- _Supplied data_
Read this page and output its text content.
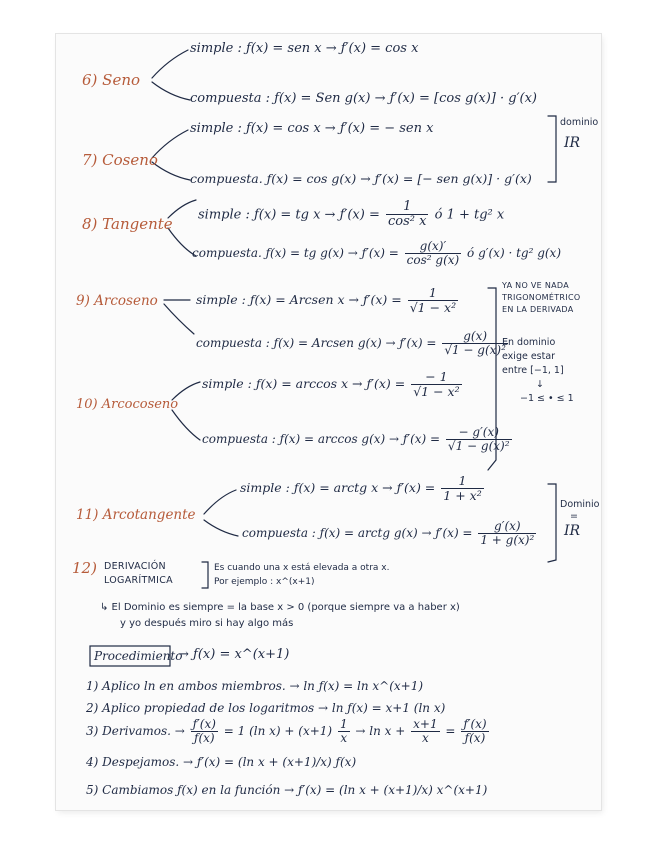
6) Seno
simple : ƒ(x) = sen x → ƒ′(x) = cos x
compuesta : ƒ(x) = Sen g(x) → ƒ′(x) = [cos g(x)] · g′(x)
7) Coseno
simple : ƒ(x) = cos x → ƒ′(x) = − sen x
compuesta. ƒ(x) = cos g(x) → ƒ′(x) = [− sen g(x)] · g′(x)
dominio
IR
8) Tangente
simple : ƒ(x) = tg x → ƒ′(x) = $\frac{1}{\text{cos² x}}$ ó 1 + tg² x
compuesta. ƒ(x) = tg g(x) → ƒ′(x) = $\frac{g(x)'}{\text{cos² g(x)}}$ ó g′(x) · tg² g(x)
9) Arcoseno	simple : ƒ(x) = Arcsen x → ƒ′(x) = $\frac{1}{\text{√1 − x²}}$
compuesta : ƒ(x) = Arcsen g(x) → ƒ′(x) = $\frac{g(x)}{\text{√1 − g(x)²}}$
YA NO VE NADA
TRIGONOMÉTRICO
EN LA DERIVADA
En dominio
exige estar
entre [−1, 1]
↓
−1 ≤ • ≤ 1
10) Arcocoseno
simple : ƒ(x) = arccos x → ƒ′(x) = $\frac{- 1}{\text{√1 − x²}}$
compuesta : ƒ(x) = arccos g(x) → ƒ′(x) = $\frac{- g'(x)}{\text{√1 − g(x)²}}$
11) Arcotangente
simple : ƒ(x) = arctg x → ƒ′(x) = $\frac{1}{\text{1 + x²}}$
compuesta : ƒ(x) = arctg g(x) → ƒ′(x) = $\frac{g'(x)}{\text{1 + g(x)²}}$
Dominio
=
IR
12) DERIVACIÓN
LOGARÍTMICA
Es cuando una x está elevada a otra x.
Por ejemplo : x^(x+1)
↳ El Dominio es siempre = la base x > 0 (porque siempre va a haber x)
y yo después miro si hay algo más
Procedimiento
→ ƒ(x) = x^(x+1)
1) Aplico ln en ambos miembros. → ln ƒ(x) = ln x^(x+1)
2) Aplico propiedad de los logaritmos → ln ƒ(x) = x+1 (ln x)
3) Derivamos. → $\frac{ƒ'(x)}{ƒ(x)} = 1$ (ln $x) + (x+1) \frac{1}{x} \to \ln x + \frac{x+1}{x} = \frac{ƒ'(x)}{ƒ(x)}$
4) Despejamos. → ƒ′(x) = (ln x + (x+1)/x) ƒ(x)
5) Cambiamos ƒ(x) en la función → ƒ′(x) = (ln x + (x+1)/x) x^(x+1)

- _What you are asked to do_
An exact transcription of all the entries is required, without the pictures.

- _Response below_
Read this page and output its text content.
6) Seno
simple : ƒ(x) = sen x → ƒ′(x) = cos x
compuesta : ƒ(x) = Sen g(x) → ƒ′(x) = [cos g(x)] · g′(x)
7) Coseno
simple : ƒ(x) = cos x → ƒ′(x) = − sen x
compuesta. ƒ(x) = cos g(x) → ƒ′(x) = [− sen g(x)] · g′(x)
dominio
IR
8) Tangente
simple : ƒ(x) = tg x → ƒ′(x) = $\frac{1}{\text{cos² x}}$ ó 1 + tg² x
compuesta. ƒ(x) = tg g(x) → ƒ′(x) = $\frac{g(x)'}{\text{cos² g(x)}}$ ó g′(x) · tg² g(x)
9) Arcoseno	simple : ƒ(x) = Arcsen x → ƒ′(x) = $\frac{1}{\text{√1 − x²}}$
compuesta : ƒ(x) = Arcsen g(x) → ƒ′(x) = $\frac{g(x)}{\text{√1 − g(x)²}}$
YA NO VE NADA
TRIGONOMÉTRICO
EN LA DERIVADA
En dominio
exige estar
entre [−1, 1]
↓
−1 ≤ • ≤ 1
10) Arcocoseno
simple : ƒ(x) = arccos x → ƒ′(x) = $\frac{- 1}{\text{√1 − x²}}$
compuesta : ƒ(x) = arccos g(x) → ƒ′(x) = $\frac{- g'(x)}{\text{√1 − g(x)²}}$
11) Arcotangente
simple : ƒ(x) = arctg x → ƒ′(x) = $\frac{1}{\text{1 + x²}}$
compuesta : ƒ(x) = arctg g(x) → ƒ′(x) = $\frac{g'(x)}{\text{1 + g(x)²}}$
Dominio
=
IR
12) DERIVACIÓN
LOGARÍTMICA
Es cuando una x está elevada a otra x.
Por ejemplo : x^(x+1)
↳ El Dominio es siempre = la base x > 0 (porque siempre va a haber x)
y yo después miro si hay algo más
Procedimiento
→ ƒ(x) = x^(x+1)
1) Aplico ln en ambos miembros. → ln ƒ(x) = ln x^(x+1)
2) Aplico propiedad de los logaritmos → ln ƒ(x) = x+1 (ln x)
3) Derivamos. → $\frac{ƒ'(x)}{ƒ(x)} = 1$ (ln $x) + (x+1) \frac{1}{x} \to \ln x + \frac{x+1}{x} = \frac{ƒ'(x)}{ƒ(x)}$
4) Despejamos. → ƒ′(x) = (ln x + (x+1)/x) ƒ(x)
5) Cambiamos ƒ(x) en la función → ƒ′(x) = (ln x + (x+1)/x) x^(x+1)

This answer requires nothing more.